> _What the task requires_
Go through the material below and copy each line where the word "data" appears.

> _Listed records_
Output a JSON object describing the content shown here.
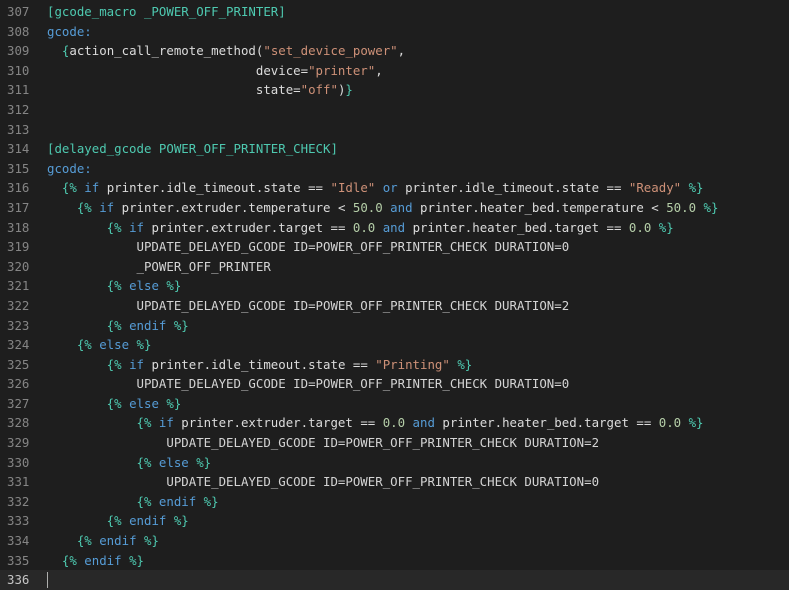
{
  "editor": {
    "lines": [
      {
        "n": "307",
        "tokens": [
          {
            "t": "[gcode_macro _POWER_OFF_PRINTER]",
            "c": "section"
          }
        ]
      },
      {
        "n": "308",
        "tokens": [
          {
            "t": "gcode:",
            "c": "key"
          }
        ]
      },
      {
        "n": "309",
        "tokens": [
          {
            "t": "  {",
            "c": "brace"
          },
          {
            "t": "action_call_remote_method(",
            "c": "text"
          },
          {
            "t": "\"set_device_power\"",
            "c": "str"
          },
          {
            "t": ",",
            "c": "text"
          }
        ]
      },
      {
        "n": "310",
        "tokens": [
          {
            "t": "                            device=",
            "c": "text"
          },
          {
            "t": "\"printer\"",
            "c": "str"
          },
          {
            "t": ",",
            "c": "text"
          }
        ]
      },
      {
        "n": "311",
        "tokens": [
          {
            "t": "                            state=",
            "c": "text"
          },
          {
            "t": "\"off\"",
            "c": "str"
          },
          {
            "t": ")",
            "c": "text"
          },
          {
            "t": "}",
            "c": "brace"
          }
        ]
      },
      {
        "n": "312",
        "tokens": []
      },
      {
        "n": "313",
        "tokens": []
      },
      {
        "n": "314",
        "tokens": [
          {
            "t": "[delayed_gcode POWER_OFF_PRINTER_CHECK]",
            "c": "section"
          }
        ]
      },
      {
        "n": "315",
        "tokens": [
          {
            "t": "gcode:",
            "c": "key"
          }
        ]
      },
      {
        "n": "316",
        "tokens": [
          {
            "t": "  {%",
            "c": "brace"
          },
          {
            "t": " if ",
            "c": "kw"
          },
          {
            "t": "printer.idle_timeout.state == ",
            "c": "text"
          },
          {
            "t": "\"Idle\"",
            "c": "str"
          },
          {
            "t": " or ",
            "c": "kw"
          },
          {
            "t": "printer.idle_timeout.state == ",
            "c": "text"
          },
          {
            "t": "\"Ready\"",
            "c": "str"
          },
          {
            "t": " %}",
            "c": "brace"
          }
        ]
      },
      {
        "n": "317",
        "tokens": [
          {
            "t": "    {%",
            "c": "brace"
          },
          {
            "t": " if ",
            "c": "kw"
          },
          {
            "t": "printer.extruder.temperature < ",
            "c": "text"
          },
          {
            "t": "50.0",
            "c": "num"
          },
          {
            "t": " and ",
            "c": "kw"
          },
          {
            "t": "printer.heater_bed.temperature < ",
            "c": "text"
          },
          {
            "t": "50.0",
            "c": "num"
          },
          {
            "t": " %}",
            "c": "brace"
          }
        ]
      },
      {
        "n": "318",
        "tokens": [
          {
            "t": "        {%",
            "c": "brace"
          },
          {
            "t": " if ",
            "c": "kw"
          },
          {
            "t": "printer.extruder.target == ",
            "c": "text"
          },
          {
            "t": "0.0",
            "c": "num"
          },
          {
            "t": " and ",
            "c": "kw"
          },
          {
            "t": "printer.heater_bed.target == ",
            "c": "text"
          },
          {
            "t": "0.0",
            "c": "num"
          },
          {
            "t": " %}",
            "c": "brace"
          }
        ]
      },
      {
        "n": "319",
        "tokens": [
          {
            "t": "            UPDATE_DELAYED_GCODE ID=POWER_OFF_PRINTER_CHECK DURATION=0",
            "c": "plain"
          }
        ]
      },
      {
        "n": "320",
        "tokens": [
          {
            "t": "            _POWER_OFF_PRINTER",
            "c": "plain"
          }
        ]
      },
      {
        "n": "321",
        "tokens": [
          {
            "t": "        {%",
            "c": "brace"
          },
          {
            "t": " else ",
            "c": "kw"
          },
          {
            "t": "%}",
            "c": "brace"
          }
        ]
      },
      {
        "n": "322",
        "tokens": [
          {
            "t": "            UPDATE_DELAYED_GCODE ID=POWER_OFF_PRINTER_CHECK DURATION=2",
            "c": "plain"
          }
        ]
      },
      {
        "n": "323",
        "tokens": [
          {
            "t": "        {%",
            "c": "brace"
          },
          {
            "t": " endif ",
            "c": "kw"
          },
          {
            "t": "%}",
            "c": "brace"
          }
        ]
      },
      {
        "n": "324",
        "tokens": [
          {
            "t": "    {%",
            "c": "brace"
          },
          {
            "t": " else ",
            "c": "kw"
          },
          {
            "t": "%}",
            "c": "brace"
          }
        ]
      },
      {
        "n": "325",
        "tokens": [
          {
            "t": "        {%",
            "c": "brace"
          },
          {
            "t": " if ",
            "c": "kw"
          },
          {
            "t": "printer.idle_timeout.state == ",
            "c": "text"
          },
          {
            "t": "\"Printing\"",
            "c": "str"
          },
          {
            "t": " %}",
            "c": "brace"
          }
        ]
      },
      {
        "n": "326",
        "tokens": [
          {
            "t": "            UPDATE_DELAYED_GCODE ID=POWER_OFF_PRINTER_CHECK DURATION=0",
            "c": "plain"
          }
        ]
      },
      {
        "n": "327",
        "tokens": [
          {
            "t": "        {%",
            "c": "brace"
          },
          {
            "t": " else ",
            "c": "kw"
          },
          {
            "t": "%}",
            "c": "brace"
          }
        ]
      },
      {
        "n": "328",
        "tokens": [
          {
            "t": "            {%",
            "c": "brace"
          },
          {
            "t": " if ",
            "c": "kw"
          },
          {
            "t": "printer.extruder.target == ",
            "c": "text"
          },
          {
            "t": "0.0",
            "c": "num"
          },
          {
            "t": " and ",
            "c": "kw"
          },
          {
            "t": "printer.heater_bed.target == ",
            "c": "text"
          },
          {
            "t": "0.0",
            "c": "num"
          },
          {
            "t": " %}",
            "c": "brace"
          }
        ]
      },
      {
        "n": "329",
        "tokens": [
          {
            "t": "                UPDATE_DELAYED_GCODE ID=POWER_OFF_PRINTER_CHECK DURATION=2",
            "c": "plain"
          }
        ]
      },
      {
        "n": "330",
        "tokens": [
          {
            "t": "            {%",
            "c": "brace"
          },
          {
            "t": " else ",
            "c": "kw"
          },
          {
            "t": "%}",
            "c": "brace"
          }
        ]
      },
      {
        "n": "331",
        "tokens": [
          {
            "t": "                UPDATE_DELAYED_GCODE ID=POWER_OFF_PRINTER_CHECK DURATION=0",
            "c": "plain"
          }
        ]
      },
      {
        "n": "332",
        "tokens": [
          {
            "t": "            {%",
            "c": "brace"
          },
          {
            "t": " endif ",
            "c": "kw"
          },
          {
            "t": "%}",
            "c": "brace"
          }
        ]
      },
      {
        "n": "333",
        "tokens": [
          {
            "t": "        {%",
            "c": "brace"
          },
          {
            "t": " endif ",
            "c": "kw"
          },
          {
            "t": "%}",
            "c": "brace"
          }
        ]
      },
      {
        "n": "334",
        "tokens": [
          {
            "t": "    {%",
            "c": "brace"
          },
          {
            "t": " endif ",
            "c": "kw"
          },
          {
            "t": "%}",
            "c": "brace"
          }
        ]
      },
      {
        "n": "335",
        "tokens": [
          {
            "t": "  {%",
            "c": "brace"
          },
          {
            "t": " endif ",
            "c": "kw"
          },
          {
            "t": "%}",
            "c": "brace"
          }
        ]
      },
      {
        "n": "336",
        "tokens": [],
        "current": true
      }
    ]
  }
}
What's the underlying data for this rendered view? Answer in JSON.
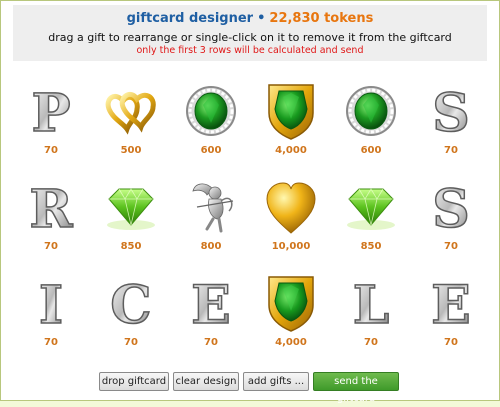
{
  "header": {
    "title": "giftcard designer",
    "separator": "•",
    "tokens": "22,830 tokens",
    "instructions": "drag a gift to rearrange or single-click on it to remove it from the giftcard",
    "warning": "only the first 3 rows will be calculated and send"
  },
  "colors": {
    "title": "#1f5fa3",
    "tokens": "#e8760f",
    "value": "#d0751c",
    "warning": "#e01818",
    "primary_button": "#4fa836"
  },
  "grid": {
    "rows": [
      [
        {
          "icon": "letter-p-icon",
          "glyph": "P",
          "value": "70"
        },
        {
          "icon": "gold-rings-icon",
          "value": "500"
        },
        {
          "icon": "emerald-ring-icon",
          "value": "600"
        },
        {
          "icon": "emerald-shield-icon",
          "value": "4,000"
        },
        {
          "icon": "emerald-ring-icon",
          "value": "600"
        },
        {
          "icon": "letter-s-icon",
          "glyph": "S",
          "value": "70"
        }
      ],
      [
        {
          "icon": "letter-r-icon",
          "glyph": "R",
          "value": "70"
        },
        {
          "icon": "green-diamond-icon",
          "value": "850"
        },
        {
          "icon": "cupid-icon",
          "value": "800"
        },
        {
          "icon": "gold-heart-icon",
          "value": "10,000"
        },
        {
          "icon": "green-diamond-icon",
          "value": "850"
        },
        {
          "icon": "letter-s-icon",
          "glyph": "S",
          "value": "70"
        }
      ],
      [
        {
          "icon": "letter-i-icon",
          "glyph": "I",
          "value": "70"
        },
        {
          "icon": "letter-c-icon",
          "glyph": "C",
          "value": "70"
        },
        {
          "icon": "letter-e-icon",
          "glyph": "E",
          "value": "70"
        },
        {
          "icon": "emerald-shield-icon",
          "value": "4,000"
        },
        {
          "icon": "letter-l-icon",
          "glyph": "L",
          "value": "70"
        },
        {
          "icon": "letter-e-icon",
          "glyph": "E",
          "value": "70"
        }
      ]
    ]
  },
  "buttons": {
    "drop": "drop giftcard",
    "clear": "clear design",
    "add": "add gifts ...",
    "send": "send the giftcard"
  }
}
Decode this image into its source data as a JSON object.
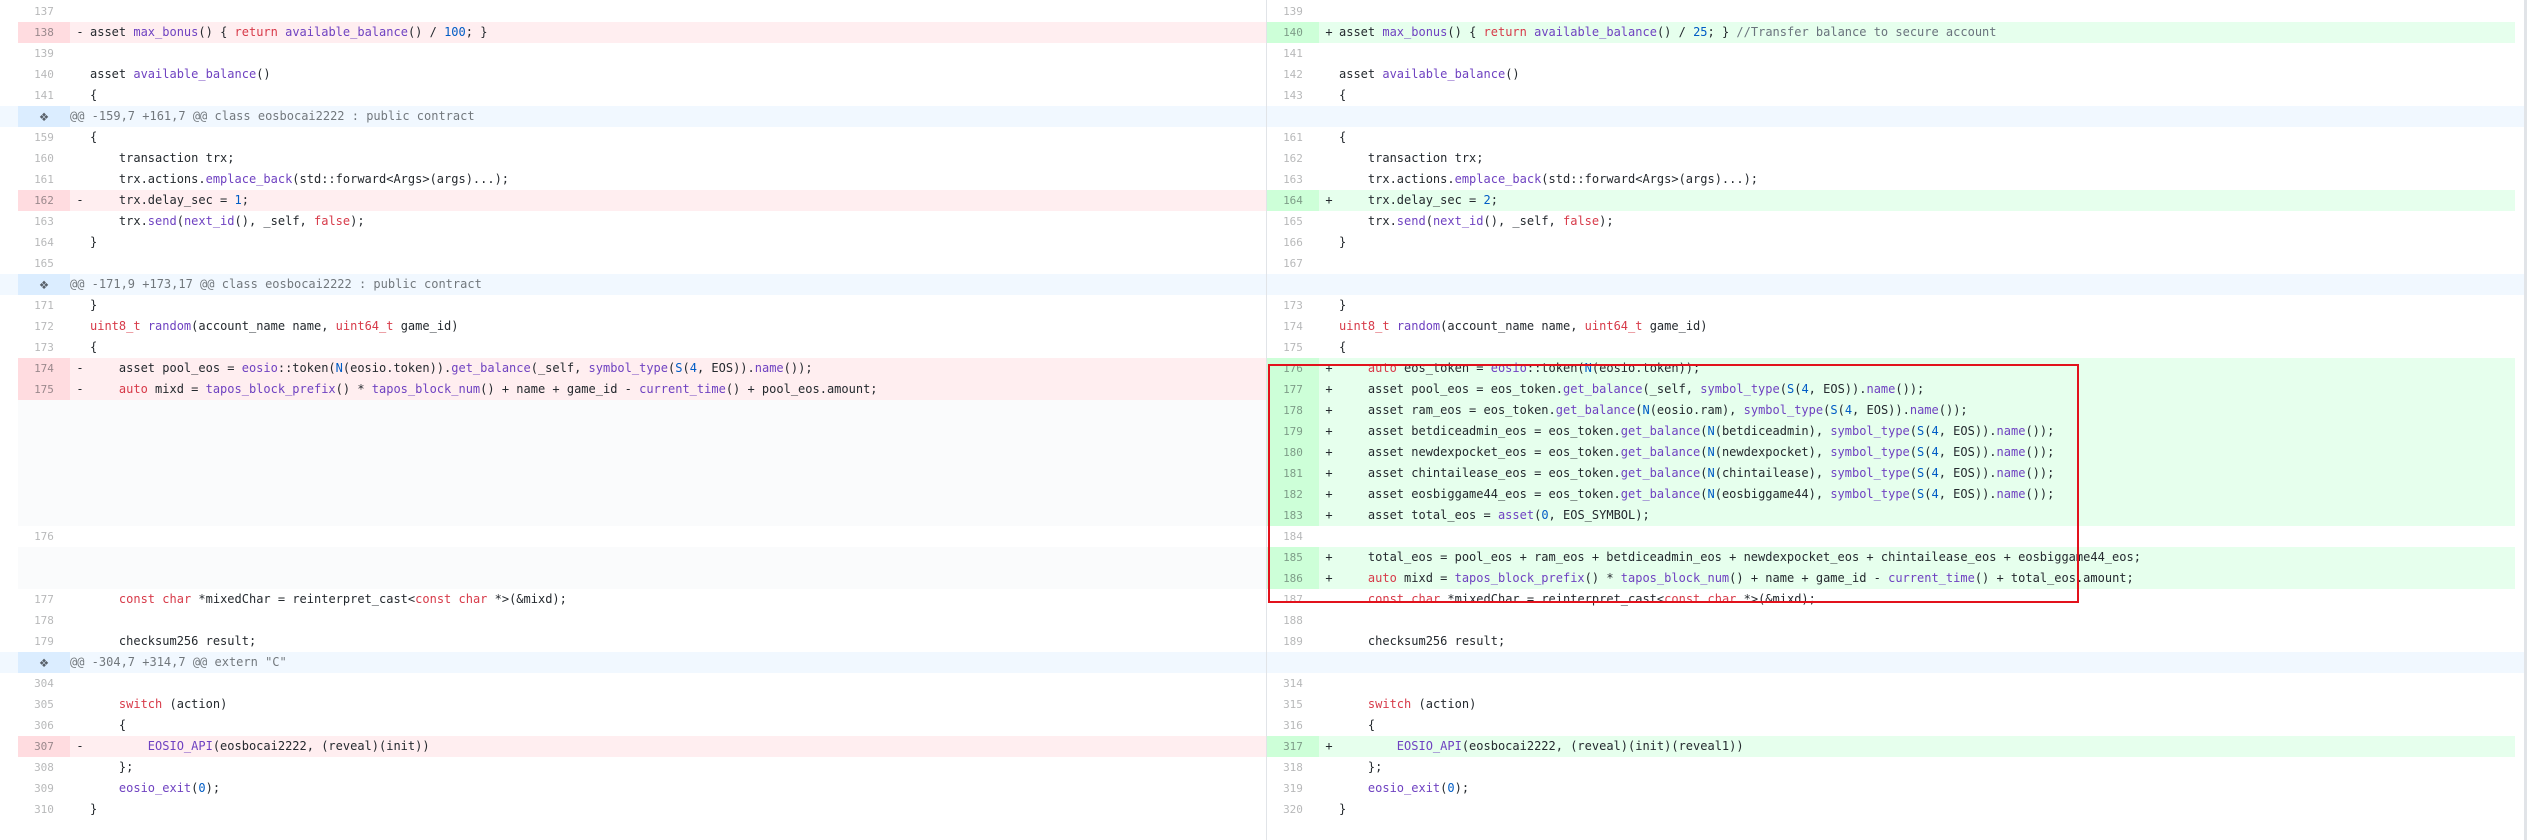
{
  "diff": {
    "accent_colors": {
      "deletion_bg": "#ffeef0",
      "deletion_gutter": "#ffdce0",
      "addition_bg": "#e6ffed",
      "addition_gutter": "#cdffd8",
      "hunk_bg": "#f1f8ff",
      "highlight_box": "#e2121c"
    },
    "expand_icon": "expand-icon",
    "rows": [
      {
        "type": "ctx",
        "left": {
          "num": "137",
          "code": ""
        },
        "right": {
          "num": "139",
          "code": ""
        }
      },
      {
        "type": "chg",
        "left": {
          "num": "138",
          "mark": "-",
          "code": "asset max_bonus() { return available_balance() / 100; }"
        },
        "right": {
          "num": "140",
          "mark": "+",
          "code": "asset max_bonus() { return available_balance() / 25; } //Transfer balance to secure account"
        }
      },
      {
        "type": "ctx",
        "left": {
          "num": "139",
          "code": ""
        },
        "right": {
          "num": "141",
          "code": ""
        }
      },
      {
        "type": "ctx",
        "left": {
          "num": "140",
          "code": "asset available_balance()"
        },
        "right": {
          "num": "142",
          "code": "asset available_balance()"
        }
      },
      {
        "type": "ctx",
        "left": {
          "num": "141",
          "code": "{"
        },
        "right": {
          "num": "143",
          "code": "{"
        }
      },
      {
        "type": "hunk",
        "text": "@@ -159,7 +161,7 @@ class eosbocai2222 : public contract"
      },
      {
        "type": "ctx",
        "left": {
          "num": "159",
          "code": "{"
        },
        "right": {
          "num": "161",
          "code": "{"
        }
      },
      {
        "type": "ctx",
        "left": {
          "num": "160",
          "code": "    transaction trx;"
        },
        "right": {
          "num": "162",
          "code": "    transaction trx;"
        }
      },
      {
        "type": "ctx",
        "left": {
          "num": "161",
          "code": "    trx.actions.emplace_back(std::forward<Args>(args)...);"
        },
        "right": {
          "num": "163",
          "code": "    trx.actions.emplace_back(std::forward<Args>(args)...);"
        }
      },
      {
        "type": "chg",
        "left": {
          "num": "162",
          "mark": "-",
          "code": "    trx.delay_sec = 1;"
        },
        "right": {
          "num": "164",
          "mark": "+",
          "code": "    trx.delay_sec = 2;"
        }
      },
      {
        "type": "ctx",
        "left": {
          "num": "163",
          "code": "    trx.send(next_id(), _self, false);"
        },
        "right": {
          "num": "165",
          "code": "    trx.send(next_id(), _self, false);"
        }
      },
      {
        "type": "ctx",
        "left": {
          "num": "164",
          "code": "}"
        },
        "right": {
          "num": "166",
          "code": "}"
        }
      },
      {
        "type": "ctx",
        "left": {
          "num": "165",
          "code": ""
        },
        "right": {
          "num": "167",
          "code": ""
        }
      },
      {
        "type": "hunk",
        "text": "@@ -171,9 +173,17 @@ class eosbocai2222 : public contract"
      },
      {
        "type": "ctx",
        "left": {
          "num": "171",
          "code": "}"
        },
        "right": {
          "num": "173",
          "code": "}"
        }
      },
      {
        "type": "ctx",
        "left": {
          "num": "172",
          "code": "uint8_t random(account_name name, uint64_t game_id)"
        },
        "right": {
          "num": "174",
          "code": "uint8_t random(account_name name, uint64_t game_id)"
        }
      },
      {
        "type": "ctx",
        "left": {
          "num": "173",
          "code": "{"
        },
        "right": {
          "num": "175",
          "code": "{"
        }
      },
      {
        "type": "chg",
        "left": {
          "num": "174",
          "mark": "-",
          "code": "    asset pool_eos = eosio::token(N(eosio.token)).get_balance(_self, symbol_type(S(4, EOS)).name());"
        },
        "right": {
          "num": "176",
          "mark": "+",
          "code": "    auto eos_token = eosio::token(N(eosio.token));"
        }
      },
      {
        "type": "chg",
        "left": {
          "num": "175",
          "mark": "-",
          "code": "    auto mixd = tapos_block_prefix() * tapos_block_num() + name + game_id - current_time() + pool_eos.amount;"
        },
        "right": {
          "num": "177",
          "mark": "+",
          "code": "    asset pool_eos = eos_token.get_balance(_self, symbol_type(S(4, EOS)).name());"
        }
      },
      {
        "type": "add",
        "right": {
          "num": "178",
          "mark": "+",
          "code": "    asset ram_eos = eos_token.get_balance(N(eosio.ram), symbol_type(S(4, EOS)).name());"
        }
      },
      {
        "type": "add",
        "right": {
          "num": "179",
          "mark": "+",
          "code": "    asset betdiceadmin_eos = eos_token.get_balance(N(betdiceadmin), symbol_type(S(4, EOS)).name());"
        }
      },
      {
        "type": "add",
        "right": {
          "num": "180",
          "mark": "+",
          "code": "    asset newdexpocket_eos = eos_token.get_balance(N(newdexpocket), symbol_type(S(4, EOS)).name());"
        }
      },
      {
        "type": "add",
        "right": {
          "num": "181",
          "mark": "+",
          "code": "    asset chintailease_eos = eos_token.get_balance(N(chintailease), symbol_type(S(4, EOS)).name());"
        }
      },
      {
        "type": "add",
        "right": {
          "num": "182",
          "mark": "+",
          "code": "    asset eosbiggame44_eos = eos_token.get_balance(N(eosbiggame44), symbol_type(S(4, EOS)).name());"
        }
      },
      {
        "type": "add",
        "right": {
          "num": "183",
          "mark": "+",
          "code": "    asset total_eos = asset(0, EOS_SYMBOL);"
        }
      },
      {
        "type": "ctx",
        "left": {
          "num": "176",
          "code": ""
        },
        "right": {
          "num": "184",
          "code": ""
        }
      },
      {
        "type": "add",
        "right": {
          "num": "185",
          "mark": "+",
          "code": "    total_eos = pool_eos + ram_eos + betdiceadmin_eos + newdexpocket_eos + chintailease_eos + eosbiggame44_eos;"
        }
      },
      {
        "type": "add",
        "right": {
          "num": "186",
          "mark": "+",
          "code": "    auto mixd = tapos_block_prefix() * tapos_block_num() + name + game_id - current_time() + total_eos.amount;"
        }
      },
      {
        "type": "ctx",
        "left": {
          "num": "177",
          "code": "    const char *mixedChar = reinterpret_cast<const char *>(&mixd);"
        },
        "right": {
          "num": "187",
          "code": "    const char *mixedChar = reinterpret_cast<const char *>(&mixd);"
        }
      },
      {
        "type": "ctx",
        "left": {
          "num": "178",
          "code": ""
        },
        "right": {
          "num": "188",
          "code": ""
        }
      },
      {
        "type": "ctx",
        "left": {
          "num": "179",
          "code": "    checksum256 result;"
        },
        "right": {
          "num": "189",
          "code": "    checksum256 result;"
        }
      },
      {
        "type": "hunk",
        "text": "@@ -304,7 +314,7 @@ extern \"C\""
      },
      {
        "type": "ctx",
        "left": {
          "num": "304",
          "code": ""
        },
        "right": {
          "num": "314",
          "code": ""
        }
      },
      {
        "type": "ctx",
        "left": {
          "num": "305",
          "code": "    switch (action)"
        },
        "right": {
          "num": "315",
          "code": "    switch (action)"
        }
      },
      {
        "type": "ctx",
        "left": {
          "num": "306",
          "code": "    {"
        },
        "right": {
          "num": "316",
          "code": "    {"
        }
      },
      {
        "type": "chg",
        "left": {
          "num": "307",
          "mark": "-",
          "code": "        EOSIO_API(eosbocai2222, (reveal)(init))"
        },
        "right": {
          "num": "317",
          "mark": "+",
          "code": "        EOSIO_API(eosbocai2222, (reveal)(init)(reveal1))"
        }
      },
      {
        "type": "ctx",
        "left": {
          "num": "308",
          "code": "    };"
        },
        "right": {
          "num": "318",
          "code": "    };"
        }
      },
      {
        "type": "ctx",
        "left": {
          "num": "309",
          "code": "    eosio_exit(0);"
        },
        "right": {
          "num": "319",
          "code": "    eosio_exit(0);"
        }
      },
      {
        "type": "ctx",
        "left": {
          "num": "310",
          "code": "}"
        },
        "right": {
          "num": "320",
          "code": "}"
        }
      }
    ]
  }
}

> _Response to the task_
What's the underlying data for this rendered view? Answer in JSON.
Decode this image into its source data as a JSON object.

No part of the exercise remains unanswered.